- **PROBLEM TO SOLVE**: In the copy, include every entry exactly but none of the pictures.

- **SOURCE DATA**:
---*---
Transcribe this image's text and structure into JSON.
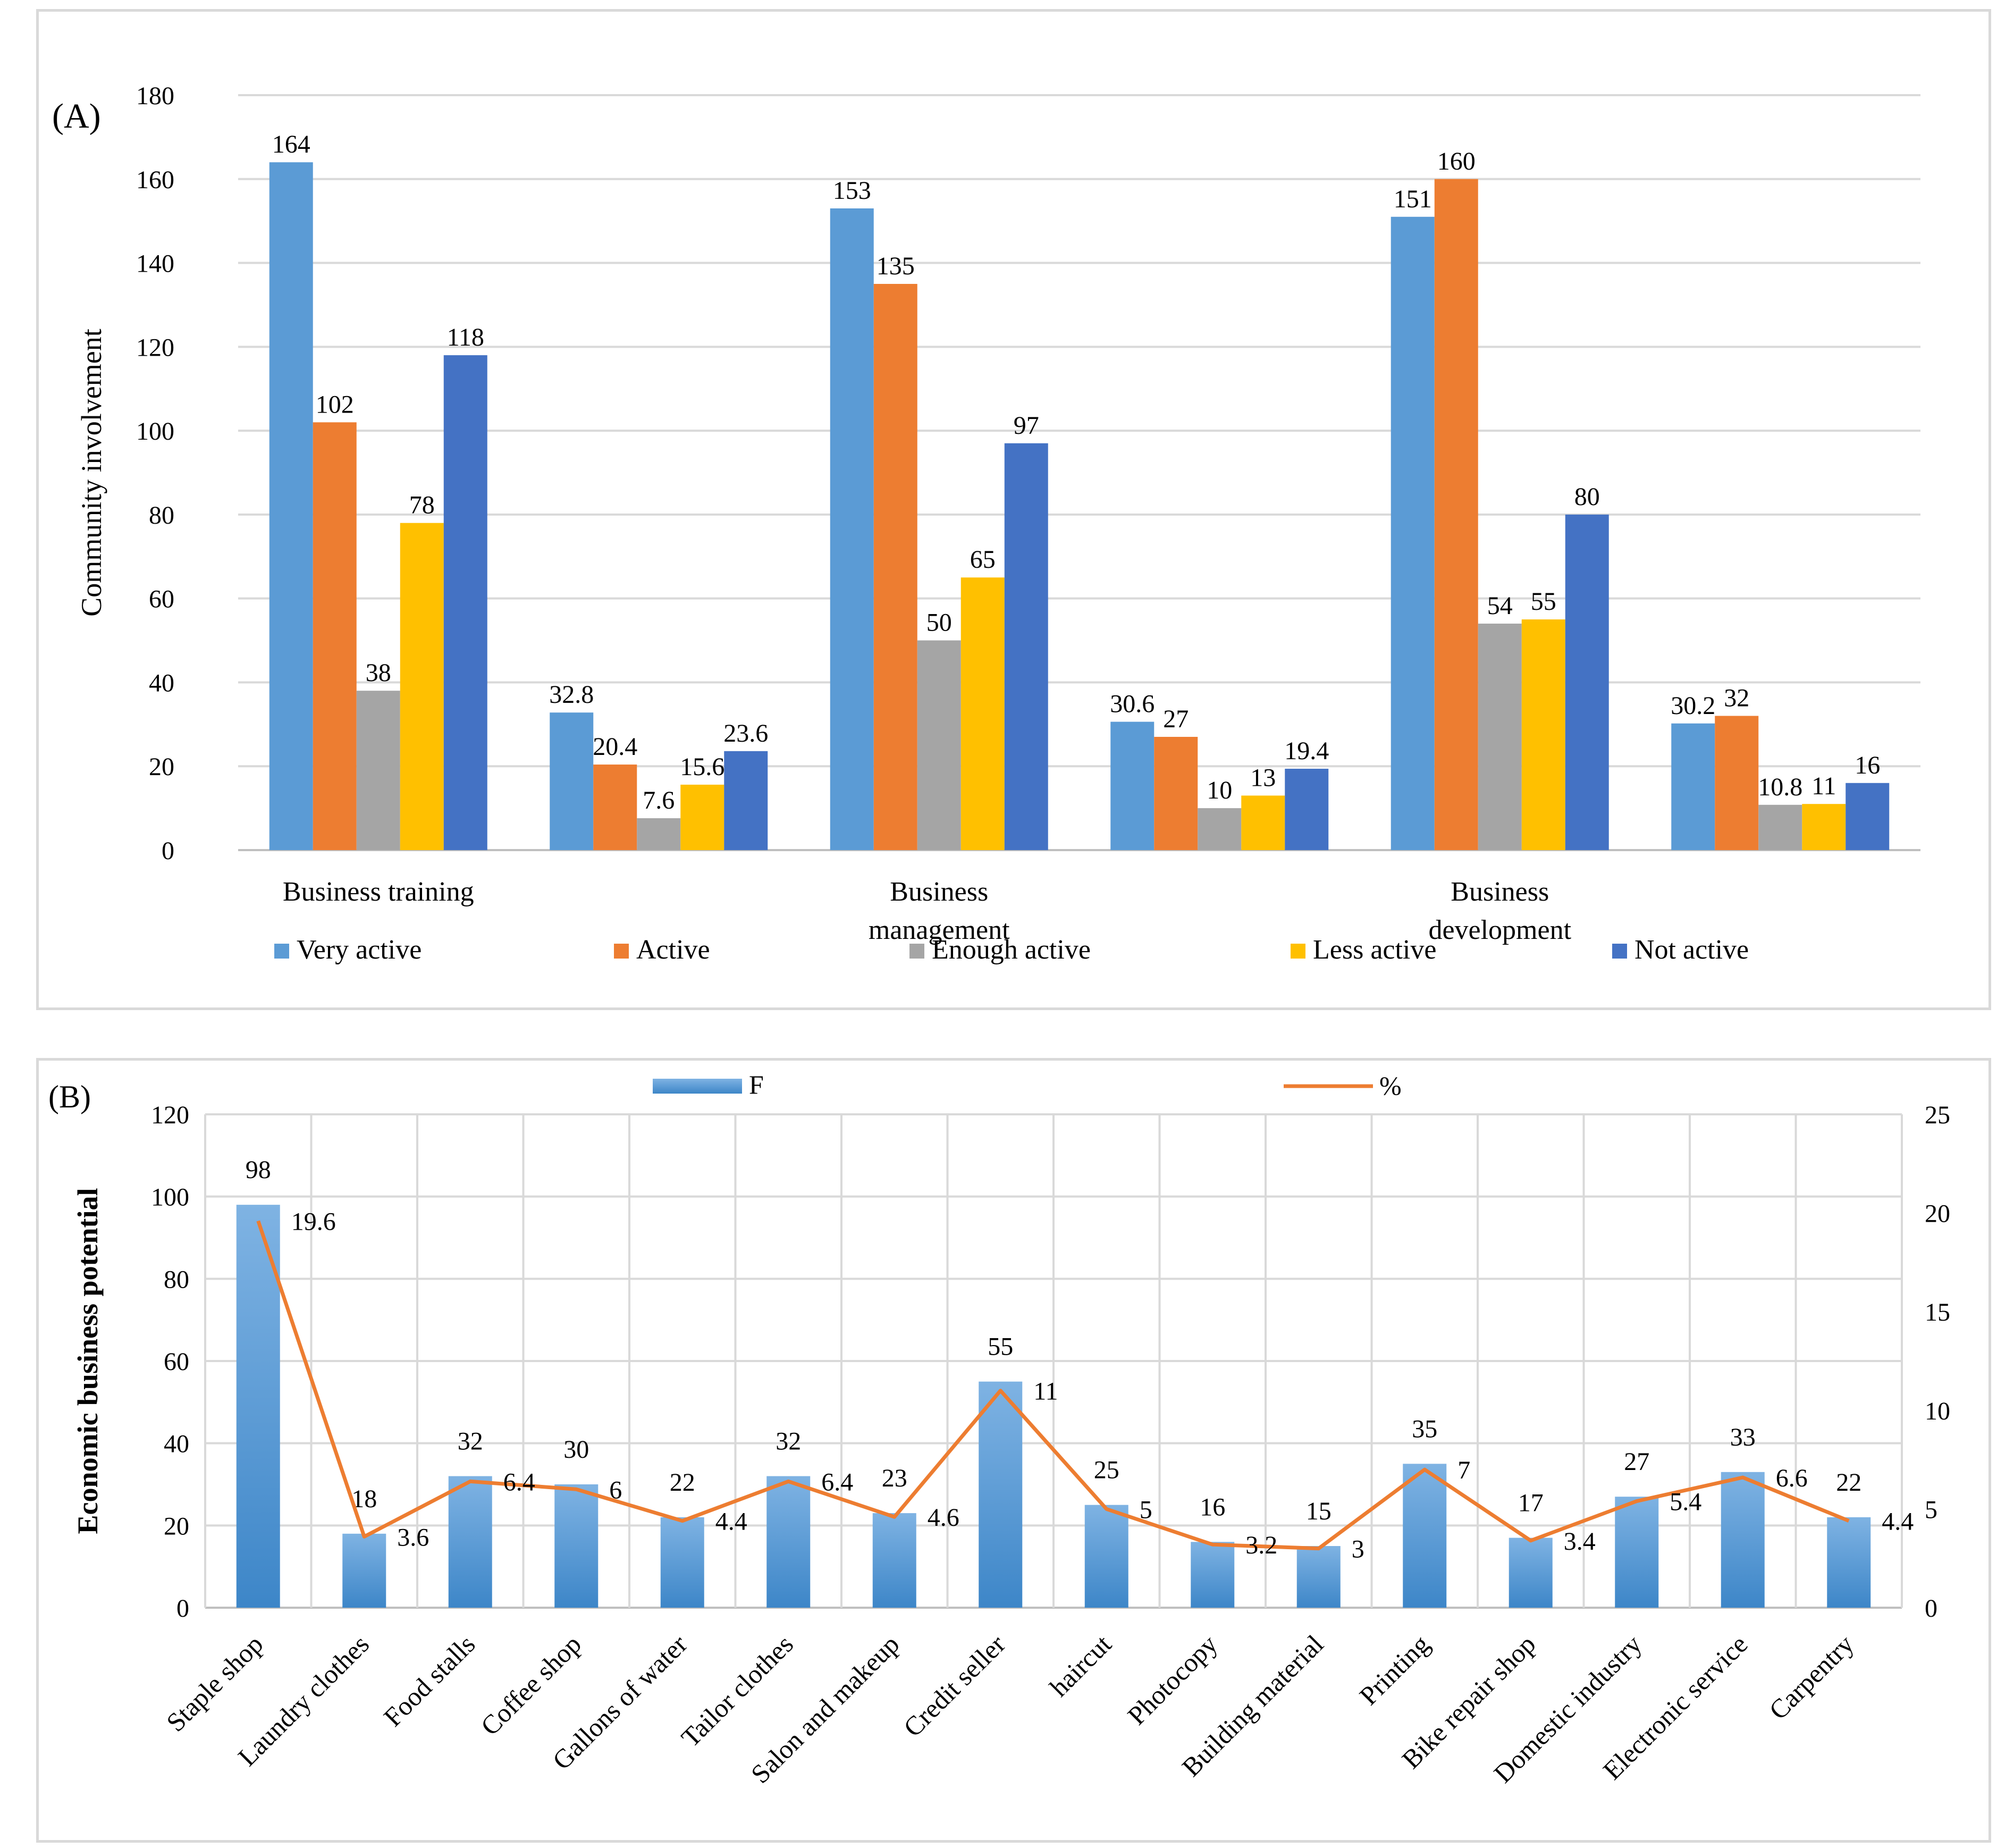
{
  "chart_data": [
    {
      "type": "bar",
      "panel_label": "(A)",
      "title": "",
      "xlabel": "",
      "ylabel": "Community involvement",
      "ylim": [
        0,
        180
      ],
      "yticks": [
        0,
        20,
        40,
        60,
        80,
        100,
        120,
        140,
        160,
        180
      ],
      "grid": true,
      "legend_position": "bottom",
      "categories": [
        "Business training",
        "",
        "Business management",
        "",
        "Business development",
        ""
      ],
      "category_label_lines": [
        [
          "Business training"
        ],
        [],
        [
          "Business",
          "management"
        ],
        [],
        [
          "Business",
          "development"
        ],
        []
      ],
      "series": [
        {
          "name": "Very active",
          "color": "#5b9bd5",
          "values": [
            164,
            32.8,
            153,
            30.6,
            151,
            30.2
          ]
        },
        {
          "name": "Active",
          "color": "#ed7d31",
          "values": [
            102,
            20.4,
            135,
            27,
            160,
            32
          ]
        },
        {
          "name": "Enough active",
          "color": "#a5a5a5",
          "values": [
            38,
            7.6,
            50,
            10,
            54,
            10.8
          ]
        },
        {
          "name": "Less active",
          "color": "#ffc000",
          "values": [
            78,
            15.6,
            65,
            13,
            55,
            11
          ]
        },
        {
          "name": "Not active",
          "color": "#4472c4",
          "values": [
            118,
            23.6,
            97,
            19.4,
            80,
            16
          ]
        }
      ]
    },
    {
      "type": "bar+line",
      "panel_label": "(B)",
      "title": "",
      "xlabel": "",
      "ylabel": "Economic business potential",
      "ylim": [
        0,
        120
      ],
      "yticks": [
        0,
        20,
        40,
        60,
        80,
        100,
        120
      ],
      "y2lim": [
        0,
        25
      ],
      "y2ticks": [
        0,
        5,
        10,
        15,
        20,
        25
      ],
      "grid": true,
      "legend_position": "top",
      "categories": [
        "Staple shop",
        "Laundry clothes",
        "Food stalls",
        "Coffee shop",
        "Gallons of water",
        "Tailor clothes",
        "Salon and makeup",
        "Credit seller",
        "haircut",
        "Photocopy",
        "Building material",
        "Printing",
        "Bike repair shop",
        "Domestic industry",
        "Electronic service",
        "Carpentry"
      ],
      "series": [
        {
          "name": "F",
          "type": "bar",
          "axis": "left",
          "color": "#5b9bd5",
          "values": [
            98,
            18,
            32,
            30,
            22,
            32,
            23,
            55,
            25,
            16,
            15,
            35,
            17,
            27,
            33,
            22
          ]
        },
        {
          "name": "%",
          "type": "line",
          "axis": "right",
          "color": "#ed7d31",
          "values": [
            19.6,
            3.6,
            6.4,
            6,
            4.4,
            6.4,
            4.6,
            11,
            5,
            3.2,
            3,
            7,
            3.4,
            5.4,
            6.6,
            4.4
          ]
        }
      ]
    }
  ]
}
---*---
- **FINAL RESULT**:
Transcribe this image's text and structure into JSON.
{
  "chart_data": [
    {
      "type": "bar",
      "panel_label": "(A)",
      "title": "",
      "xlabel": "",
      "ylabel": "Community involvement",
      "ylim": [
        0,
        180
      ],
      "yticks": [
        0,
        20,
        40,
        60,
        80,
        100,
        120,
        140,
        160,
        180
      ],
      "grid": true,
      "legend_position": "bottom",
      "categories": [
        "Business training",
        "",
        "Business management",
        "",
        "Business development",
        ""
      ],
      "category_label_lines": [
        [
          "Business training"
        ],
        [],
        [
          "Business",
          "management"
        ],
        [],
        [
          "Business",
          "development"
        ],
        []
      ],
      "series": [
        {
          "name": "Very active",
          "color": "#5b9bd5",
          "values": [
            164,
            32.8,
            153,
            30.6,
            151,
            30.2
          ]
        },
        {
          "name": "Active",
          "color": "#ed7d31",
          "values": [
            102,
            20.4,
            135,
            27,
            160,
            32
          ]
        },
        {
          "name": "Enough active",
          "color": "#a5a5a5",
          "values": [
            38,
            7.6,
            50,
            10,
            54,
            10.8
          ]
        },
        {
          "name": "Less active",
          "color": "#ffc000",
          "values": [
            78,
            15.6,
            65,
            13,
            55,
            11
          ]
        },
        {
          "name": "Not active",
          "color": "#4472c4",
          "values": [
            118,
            23.6,
            97,
            19.4,
            80,
            16
          ]
        }
      ]
    },
    {
      "type": "bar+line",
      "panel_label": "(B)",
      "title": "",
      "xlabel": "",
      "ylabel": "Economic business potential",
      "ylim": [
        0,
        120
      ],
      "yticks": [
        0,
        20,
        40,
        60,
        80,
        100,
        120
      ],
      "y2lim": [
        0,
        25
      ],
      "y2ticks": [
        0,
        5,
        10,
        15,
        20,
        25
      ],
      "grid": true,
      "legend_position": "top",
      "categories": [
        "Staple shop",
        "Laundry clothes",
        "Food stalls",
        "Coffee shop",
        "Gallons of water",
        "Tailor clothes",
        "Salon and makeup",
        "Credit seller",
        "haircut",
        "Photocopy",
        "Building material",
        "Printing",
        "Bike repair shop",
        "Domestic industry",
        "Electronic service",
        "Carpentry"
      ],
      "series": [
        {
          "name": "F",
          "type": "bar",
          "axis": "left",
          "color": "#5b9bd5",
          "values": [
            98,
            18,
            32,
            30,
            22,
            32,
            23,
            55,
            25,
            16,
            15,
            35,
            17,
            27,
            33,
            22
          ]
        },
        {
          "name": "%",
          "type": "line",
          "axis": "right",
          "color": "#ed7d31",
          "values": [
            19.6,
            3.6,
            6.4,
            6,
            4.4,
            6.4,
            4.6,
            11,
            5,
            3.2,
            3,
            7,
            3.4,
            5.4,
            6.6,
            4.4
          ]
        }
      ]
    }
  ]
}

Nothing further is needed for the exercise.